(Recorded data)
******************************

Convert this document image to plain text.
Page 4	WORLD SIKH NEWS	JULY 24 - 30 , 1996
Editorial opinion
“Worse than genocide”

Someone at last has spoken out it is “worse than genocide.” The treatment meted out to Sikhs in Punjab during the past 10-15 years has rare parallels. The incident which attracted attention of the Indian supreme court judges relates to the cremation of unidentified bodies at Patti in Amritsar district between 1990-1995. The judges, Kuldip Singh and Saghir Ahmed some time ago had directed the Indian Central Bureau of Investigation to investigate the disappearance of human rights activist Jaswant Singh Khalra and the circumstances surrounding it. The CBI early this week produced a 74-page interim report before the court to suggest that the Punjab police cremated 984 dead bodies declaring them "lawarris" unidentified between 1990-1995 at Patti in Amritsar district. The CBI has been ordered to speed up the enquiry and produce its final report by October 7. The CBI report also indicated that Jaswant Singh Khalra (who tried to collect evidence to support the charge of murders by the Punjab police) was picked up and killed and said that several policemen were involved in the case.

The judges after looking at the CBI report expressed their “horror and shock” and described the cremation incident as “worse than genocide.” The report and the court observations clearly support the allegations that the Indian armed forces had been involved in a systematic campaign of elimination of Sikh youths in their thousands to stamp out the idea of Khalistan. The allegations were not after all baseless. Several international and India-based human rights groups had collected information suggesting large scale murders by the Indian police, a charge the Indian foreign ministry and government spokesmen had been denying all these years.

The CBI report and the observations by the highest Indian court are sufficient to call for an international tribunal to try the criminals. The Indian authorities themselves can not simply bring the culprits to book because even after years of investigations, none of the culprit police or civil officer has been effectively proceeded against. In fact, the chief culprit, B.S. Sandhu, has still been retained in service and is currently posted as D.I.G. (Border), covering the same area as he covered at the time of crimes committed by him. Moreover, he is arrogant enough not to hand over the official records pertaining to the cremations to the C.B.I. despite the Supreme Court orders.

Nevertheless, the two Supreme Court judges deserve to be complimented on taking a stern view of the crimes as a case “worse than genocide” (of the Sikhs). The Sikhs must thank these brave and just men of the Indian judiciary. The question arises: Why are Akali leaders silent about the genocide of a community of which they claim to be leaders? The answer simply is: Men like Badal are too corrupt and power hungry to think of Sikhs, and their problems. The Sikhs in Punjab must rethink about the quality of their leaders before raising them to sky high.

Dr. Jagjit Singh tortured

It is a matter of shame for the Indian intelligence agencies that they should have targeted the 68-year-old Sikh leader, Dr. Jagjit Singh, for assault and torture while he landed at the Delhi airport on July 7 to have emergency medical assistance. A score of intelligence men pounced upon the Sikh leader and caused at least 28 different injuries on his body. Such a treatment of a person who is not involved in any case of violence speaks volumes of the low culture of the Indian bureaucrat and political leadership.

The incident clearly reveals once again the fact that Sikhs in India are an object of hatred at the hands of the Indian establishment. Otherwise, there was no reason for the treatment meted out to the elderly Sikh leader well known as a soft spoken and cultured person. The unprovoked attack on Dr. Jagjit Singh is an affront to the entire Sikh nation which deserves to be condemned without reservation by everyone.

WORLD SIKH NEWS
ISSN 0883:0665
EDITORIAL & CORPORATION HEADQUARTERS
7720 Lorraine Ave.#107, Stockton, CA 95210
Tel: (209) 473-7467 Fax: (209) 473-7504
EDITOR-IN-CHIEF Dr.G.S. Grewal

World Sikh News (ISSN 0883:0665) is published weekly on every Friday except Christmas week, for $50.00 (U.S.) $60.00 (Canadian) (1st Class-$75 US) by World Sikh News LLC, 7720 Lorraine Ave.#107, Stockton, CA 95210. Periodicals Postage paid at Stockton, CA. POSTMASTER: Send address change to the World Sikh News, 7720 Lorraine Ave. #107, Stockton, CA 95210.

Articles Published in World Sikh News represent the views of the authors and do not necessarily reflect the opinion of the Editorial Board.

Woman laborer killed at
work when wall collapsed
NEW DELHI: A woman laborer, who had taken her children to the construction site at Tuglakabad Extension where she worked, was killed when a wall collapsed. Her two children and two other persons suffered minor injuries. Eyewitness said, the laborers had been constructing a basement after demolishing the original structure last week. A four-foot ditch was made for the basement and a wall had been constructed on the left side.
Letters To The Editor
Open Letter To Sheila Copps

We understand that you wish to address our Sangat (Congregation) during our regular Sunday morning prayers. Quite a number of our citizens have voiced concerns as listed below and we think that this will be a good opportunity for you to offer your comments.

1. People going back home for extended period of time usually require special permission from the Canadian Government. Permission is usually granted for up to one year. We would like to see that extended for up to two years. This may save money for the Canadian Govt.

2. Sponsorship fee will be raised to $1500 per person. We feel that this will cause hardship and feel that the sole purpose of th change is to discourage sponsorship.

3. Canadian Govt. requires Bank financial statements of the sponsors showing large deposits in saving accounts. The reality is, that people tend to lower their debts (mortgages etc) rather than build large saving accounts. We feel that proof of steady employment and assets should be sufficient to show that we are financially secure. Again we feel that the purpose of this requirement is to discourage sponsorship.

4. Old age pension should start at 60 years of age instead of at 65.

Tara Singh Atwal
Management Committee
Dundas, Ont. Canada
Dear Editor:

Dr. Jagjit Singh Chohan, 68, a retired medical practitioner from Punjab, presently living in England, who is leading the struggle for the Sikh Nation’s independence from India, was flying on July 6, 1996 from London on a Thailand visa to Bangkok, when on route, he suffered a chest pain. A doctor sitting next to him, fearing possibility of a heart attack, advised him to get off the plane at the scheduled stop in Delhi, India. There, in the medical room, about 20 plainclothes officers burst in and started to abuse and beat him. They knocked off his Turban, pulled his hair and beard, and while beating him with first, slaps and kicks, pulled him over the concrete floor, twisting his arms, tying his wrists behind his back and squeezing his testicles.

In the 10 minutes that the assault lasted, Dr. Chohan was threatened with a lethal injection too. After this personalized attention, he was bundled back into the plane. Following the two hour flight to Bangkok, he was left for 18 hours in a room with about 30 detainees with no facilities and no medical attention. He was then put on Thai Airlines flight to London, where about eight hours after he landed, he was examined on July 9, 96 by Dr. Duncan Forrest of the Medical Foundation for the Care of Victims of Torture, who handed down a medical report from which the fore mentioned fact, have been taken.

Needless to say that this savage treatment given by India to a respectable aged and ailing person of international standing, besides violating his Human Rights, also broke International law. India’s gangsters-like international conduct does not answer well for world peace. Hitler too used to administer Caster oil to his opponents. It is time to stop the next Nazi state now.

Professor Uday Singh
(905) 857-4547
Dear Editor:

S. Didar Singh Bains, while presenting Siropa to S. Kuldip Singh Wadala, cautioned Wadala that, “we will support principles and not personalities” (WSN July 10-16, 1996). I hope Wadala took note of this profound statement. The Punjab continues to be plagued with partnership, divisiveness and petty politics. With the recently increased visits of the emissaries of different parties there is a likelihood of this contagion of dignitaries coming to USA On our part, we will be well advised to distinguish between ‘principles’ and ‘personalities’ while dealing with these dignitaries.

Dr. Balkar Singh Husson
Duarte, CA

******************************

Objective:
Repeat all of the entries exactly.

Worked solution:
Convert this document image to plain text.
Page 4	WORLD SIKH NEWS	JULY 24 - 30 , 1996
Editorial opinion
“Worse than genocide”

Someone at last has spoken out it is “worse than genocide.” The treatment meted out to Sikhs in Punjab during the past 10-15 years has rare parallels. The incident which attracted attention of the Indian supreme court judges relates to the cremation of unidentified bodies at Patti in Amritsar district between 1990-1995. The judges, Kuldip Singh and Saghir Ahmed some time ago had directed the Indian Central Bureau of Investigation to investigate the disappearance of human rights activist Jaswant Singh Khalra and the circumstances surrounding it. The CBI early this week produced a 74-page interim report before the court to suggest that the Punjab police cremated 984 dead bodies declaring them "lawarris" unidentified between 1990-1995 at Patti in Amritsar district. The CBI has been ordered to speed up the enquiry and produce its final report by October 7. The CBI report also indicated that Jaswant Singh Khalra (who tried to collect evidence to support the charge of murders by the Punjab police) was picked up and killed and said that several policemen were involved in the case.

The judges after looking at the CBI report expressed their “horror and shock” and described the cremation incident as “worse than genocide.” The report and the court observations clearly support the allegations that the Indian armed forces had been involved in a systematic campaign of elimination of Sikh youths in their thousands to stamp out the idea of Khalistan. The allegations were not after all baseless. Several international and India-based human rights groups had collected information suggesting large scale murders by the Indian police, a charge the Indian foreign ministry and government spokesmen had been denying all these years.

The CBI report and the observations by the highest Indian court are sufficient to call for an international tribunal to try the criminals. The Indian authorities themselves can not simply bring the culprits to book because even after years of investigations, none of the culprit police or civil officer has been effectively proceeded against. In fact, the chief culprit, B.S. Sandhu, has still been retained in service and is currently posted as D.I.G. (Border), covering the same area as he covered at the time of crimes committed by him. Moreover, he is arrogant enough not to hand over the official records pertaining to the cremations to the C.B.I. despite the Supreme Court orders.

Nevertheless, the two Supreme Court judges deserve to be complimented on taking a stern view of the crimes as a case “worse than genocide” (of the Sikhs). The Sikhs must thank these brave and just men of the Indian judiciary. The question arises: Why are Akali leaders silent about the genocide of a community of which they claim to be leaders? The answer simply is: Men like Badal are too corrupt and power hungry to think of Sikhs, and their problems. The Sikhs in Punjab must rethink about the quality of their leaders before raising them to sky high.

Dr. Jagjit Singh tortured

It is a matter of shame for the Indian intelligence agencies that they should have targeted the 68-year-old Sikh leader, Dr. Jagjit Singh, for assault and torture while he landed at the Delhi airport on July 7 to have emergency medical assistance. A score of intelligence men pounced upon the Sikh leader and caused at least 28 different injuries on his body. Such a treatment of a person who is not involved in any case of violence speaks volumes of the low culture of the Indian bureaucrat and political leadership.

The incident clearly reveals once again the fact that Sikhs in India are an object of hatred at the hands of the Indian establishment. Otherwise, there was no reason for the treatment meted out to the elderly Sikh leader well known as a soft spoken and cultured person. The unprovoked attack on Dr. Jagjit Singh is an affront to the entire Sikh nation which deserves to be condemned without reservation by everyone.

WORLD SIKH NEWS
ISSN 0883:0665
EDITORIAL & CORPORATION HEADQUARTERS
7720 Lorraine Ave.#107, Stockton, CA 95210
Tel: (209) 473-7467 Fax: (209) 473-7504
EDITOR-IN-CHIEF Dr.G.S. Grewal

World Sikh News (ISSN 0883:0665) is published weekly on every Friday except Christmas week, for $50.00 (U.S.) $60.00 (Canadian) (1st Class-$75 US) by World Sikh News LLC, 7720 Lorraine Ave.#107, Stockton, CA 95210. Periodicals Postage paid at Stockton, CA. POSTMASTER: Send address change to the World Sikh News, 7720 Lorraine Ave. #107, Stockton, CA 95210.

Articles Published in World Sikh News represent the views of the authors and do not necessarily reflect the opinion of the Editorial Board.

Woman laborer killed at
work when wall collapsed
NEW DELHI: A woman laborer, who had taken her children to the construction site at Tuglakabad Extension where she worked, was killed when a wall collapsed. Her two children and two other persons suffered minor injuries. Eyewitness said, the laborers had been constructing a basement after demolishing the original structure last week. A four-foot ditch was made for the basement and a wall had been constructed on the left side.
Letters To The Editor
Open Letter To Sheila Copps

We understand that you wish to address our Sangat (Congregation) during our regular Sunday morning prayers. Quite a number of our citizens have voiced concerns as listed below and we think that this will be a good opportunity for you to offer your comments.

1. People going back home for extended period of time usually require special permission from the Canadian Government. Permission is usually granted for up to one year. We would like to see that extended for up to two years. This may save money for the Canadian Govt.

2. Sponsorship fee will be raised to $1500 per person. We feel that this will cause hardship and feel that the sole purpose of th change is to discourage sponsorship.

3. Canadian Govt. requires Bank financial statements of the sponsors showing large deposits in saving accounts. The reality is, that people tend to lower their debts (mortgages etc) rather than build large saving accounts. We feel that proof of steady employment and assets should be sufficient to show that we are financially secure. Again we feel that the purpose of this requirement is to discourage sponsorship.

4. Old age pension should start at 60 years of age instead of at 65.

Tara Singh Atwal
Management Committee
Dundas, Ont. Canada
Dear Editor:

Dr. Jagjit Singh Chohan, 68, a retired medical practitioner from Punjab, presently living in England, who is leading the struggle for the Sikh Nation’s independence from India, was flying on July 6, 1996 from London on a Thailand visa to Bangkok, when on route, he suffered a chest pain. A doctor sitting next to him, fearing possibility of a heart attack, advised him to get off the plane at the scheduled stop in Delhi, India. There, in the medical room, about 20 plainclothes officers burst in and started to abuse and beat him. They knocked off his Turban, pulled his hair and beard, and while beating him with first, slaps and kicks, pulled him over the concrete floor, twisting his arms, tying his wrists behind his back and squeezing his testicles.

In the 10 minutes that the assault lasted, Dr. Chohan was threatened with a lethal injection too. After this personalized attention, he was bundled back into the plane. Following the two hour flight to Bangkok, he was left for 18 hours in a room with about 30 detainees with no facilities and no medical attention. He was then put on Thai Airlines flight to London, where about eight hours after he landed, he was examined on July 9, 96 by Dr. Duncan Forrest of the Medical Foundation for the Care of Victims of Torture, who handed down a medical report from which the fore mentioned fact, have been taken.

Needless to say that this savage treatment given by India to a respectable aged and ailing person of international standing, besides violating his Human Rights, also broke International law. India’s gangsters-like international conduct does not answer well for world peace. Hitler too used to administer Caster oil to his opponents. It is time to stop the next Nazi state now.

Professor Uday Singh
(905) 857-4547
Dear Editor:

S. Didar Singh Bains, while presenting Siropa to S. Kuldip Singh Wadala, cautioned Wadala that, “we will support principles and not personalities” (WSN July 10-16, 1996). I hope Wadala took note of this profound statement. The Punjab continues to be plagued with partnership, divisiveness and petty politics. With the recently increased visits of the emissaries of different parties there is a likelihood of this contagion of dignitaries coming to USA On our part, we will be well advised to distinguish between ‘principles’ and ‘personalities’ while dealing with these dignitaries.

Dr. Balkar Singh Husson
Duarte, CA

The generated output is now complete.